(Data entries for graphics)
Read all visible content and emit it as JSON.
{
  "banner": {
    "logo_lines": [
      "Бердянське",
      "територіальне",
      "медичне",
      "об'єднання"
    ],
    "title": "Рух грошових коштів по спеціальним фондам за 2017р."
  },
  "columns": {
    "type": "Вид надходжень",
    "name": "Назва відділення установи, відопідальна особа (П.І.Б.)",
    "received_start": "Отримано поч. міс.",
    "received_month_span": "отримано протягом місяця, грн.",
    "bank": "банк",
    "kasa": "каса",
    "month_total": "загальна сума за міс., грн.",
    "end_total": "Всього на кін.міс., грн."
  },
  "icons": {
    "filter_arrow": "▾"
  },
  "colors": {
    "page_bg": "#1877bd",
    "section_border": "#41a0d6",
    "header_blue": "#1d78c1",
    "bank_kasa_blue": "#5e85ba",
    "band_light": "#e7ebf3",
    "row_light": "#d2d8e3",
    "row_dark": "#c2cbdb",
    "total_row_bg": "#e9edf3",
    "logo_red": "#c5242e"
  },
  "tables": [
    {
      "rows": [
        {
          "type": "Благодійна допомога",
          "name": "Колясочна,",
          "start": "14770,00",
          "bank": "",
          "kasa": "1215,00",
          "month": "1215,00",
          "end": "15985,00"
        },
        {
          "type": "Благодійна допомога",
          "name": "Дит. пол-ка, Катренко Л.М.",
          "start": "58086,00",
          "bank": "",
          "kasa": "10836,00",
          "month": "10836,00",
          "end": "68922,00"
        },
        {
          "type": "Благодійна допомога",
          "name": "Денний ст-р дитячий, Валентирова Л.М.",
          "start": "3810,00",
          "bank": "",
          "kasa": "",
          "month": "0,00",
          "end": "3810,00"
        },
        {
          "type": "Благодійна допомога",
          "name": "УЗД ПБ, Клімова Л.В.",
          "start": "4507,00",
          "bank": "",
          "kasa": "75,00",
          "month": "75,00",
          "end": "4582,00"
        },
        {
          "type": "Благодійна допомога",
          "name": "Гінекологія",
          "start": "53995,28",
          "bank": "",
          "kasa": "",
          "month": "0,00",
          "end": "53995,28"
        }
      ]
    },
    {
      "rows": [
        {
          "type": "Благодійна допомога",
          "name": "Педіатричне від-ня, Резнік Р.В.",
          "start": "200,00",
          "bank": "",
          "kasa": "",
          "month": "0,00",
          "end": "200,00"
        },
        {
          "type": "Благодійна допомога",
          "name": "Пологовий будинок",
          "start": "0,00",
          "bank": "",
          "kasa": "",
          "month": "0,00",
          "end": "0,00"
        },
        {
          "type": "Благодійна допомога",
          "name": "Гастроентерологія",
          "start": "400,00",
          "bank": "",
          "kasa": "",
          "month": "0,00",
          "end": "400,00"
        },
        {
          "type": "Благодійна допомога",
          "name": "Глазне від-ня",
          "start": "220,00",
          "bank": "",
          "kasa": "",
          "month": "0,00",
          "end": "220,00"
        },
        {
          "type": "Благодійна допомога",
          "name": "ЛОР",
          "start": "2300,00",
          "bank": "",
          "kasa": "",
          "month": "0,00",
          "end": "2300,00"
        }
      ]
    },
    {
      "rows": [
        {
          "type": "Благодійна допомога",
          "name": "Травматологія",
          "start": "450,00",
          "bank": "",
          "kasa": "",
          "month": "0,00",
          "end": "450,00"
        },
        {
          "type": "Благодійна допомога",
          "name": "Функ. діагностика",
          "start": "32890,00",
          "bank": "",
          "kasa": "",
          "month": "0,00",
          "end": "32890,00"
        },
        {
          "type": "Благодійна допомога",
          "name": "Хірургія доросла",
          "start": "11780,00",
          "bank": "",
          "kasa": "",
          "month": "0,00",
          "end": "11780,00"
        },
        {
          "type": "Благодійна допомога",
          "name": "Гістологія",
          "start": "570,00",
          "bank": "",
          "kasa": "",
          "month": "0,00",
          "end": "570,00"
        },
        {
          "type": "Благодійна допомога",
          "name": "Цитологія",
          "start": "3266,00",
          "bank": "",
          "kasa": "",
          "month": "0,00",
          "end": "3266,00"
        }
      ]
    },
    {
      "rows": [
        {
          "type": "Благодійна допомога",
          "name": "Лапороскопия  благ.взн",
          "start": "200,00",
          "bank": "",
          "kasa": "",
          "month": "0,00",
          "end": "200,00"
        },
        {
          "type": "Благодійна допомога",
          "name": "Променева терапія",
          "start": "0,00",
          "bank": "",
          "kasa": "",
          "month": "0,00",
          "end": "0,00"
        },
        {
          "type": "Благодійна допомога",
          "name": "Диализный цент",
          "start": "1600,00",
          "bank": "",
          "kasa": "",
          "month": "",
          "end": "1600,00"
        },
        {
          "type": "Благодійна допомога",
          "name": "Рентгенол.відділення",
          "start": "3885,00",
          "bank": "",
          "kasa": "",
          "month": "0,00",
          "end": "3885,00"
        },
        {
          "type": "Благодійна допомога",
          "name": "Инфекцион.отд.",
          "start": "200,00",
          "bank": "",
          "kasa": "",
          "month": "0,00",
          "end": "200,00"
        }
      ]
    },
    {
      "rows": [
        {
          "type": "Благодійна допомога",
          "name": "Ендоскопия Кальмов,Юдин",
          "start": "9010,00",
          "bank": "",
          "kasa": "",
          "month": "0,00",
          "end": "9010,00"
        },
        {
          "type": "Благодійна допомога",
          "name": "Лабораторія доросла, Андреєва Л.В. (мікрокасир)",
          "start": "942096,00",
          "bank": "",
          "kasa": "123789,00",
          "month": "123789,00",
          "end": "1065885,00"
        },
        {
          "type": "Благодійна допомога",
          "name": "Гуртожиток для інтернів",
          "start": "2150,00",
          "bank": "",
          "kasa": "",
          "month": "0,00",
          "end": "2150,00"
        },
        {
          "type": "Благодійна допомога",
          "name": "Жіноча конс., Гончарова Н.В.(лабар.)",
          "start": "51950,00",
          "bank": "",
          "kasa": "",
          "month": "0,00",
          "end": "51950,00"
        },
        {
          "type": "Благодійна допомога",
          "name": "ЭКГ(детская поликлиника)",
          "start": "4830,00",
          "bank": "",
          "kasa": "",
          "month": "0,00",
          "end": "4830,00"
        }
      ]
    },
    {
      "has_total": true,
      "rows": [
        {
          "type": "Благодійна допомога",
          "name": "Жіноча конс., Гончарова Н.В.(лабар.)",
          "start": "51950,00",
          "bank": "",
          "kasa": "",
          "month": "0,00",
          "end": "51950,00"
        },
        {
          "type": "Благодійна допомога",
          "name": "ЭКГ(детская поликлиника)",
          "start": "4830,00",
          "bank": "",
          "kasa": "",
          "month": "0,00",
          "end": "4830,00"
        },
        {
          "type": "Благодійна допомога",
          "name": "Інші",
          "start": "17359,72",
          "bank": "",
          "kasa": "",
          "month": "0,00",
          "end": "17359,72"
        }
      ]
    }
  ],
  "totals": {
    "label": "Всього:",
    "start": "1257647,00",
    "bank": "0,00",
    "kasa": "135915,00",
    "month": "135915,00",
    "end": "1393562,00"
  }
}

# Aim:
Return each full line of the entries that contains the word "доросла".

# Written answer:
          "name": "Хірургія доросла",
          "name": "Лабораторія доросла, Андреєва Л.В. (мікрокасир)",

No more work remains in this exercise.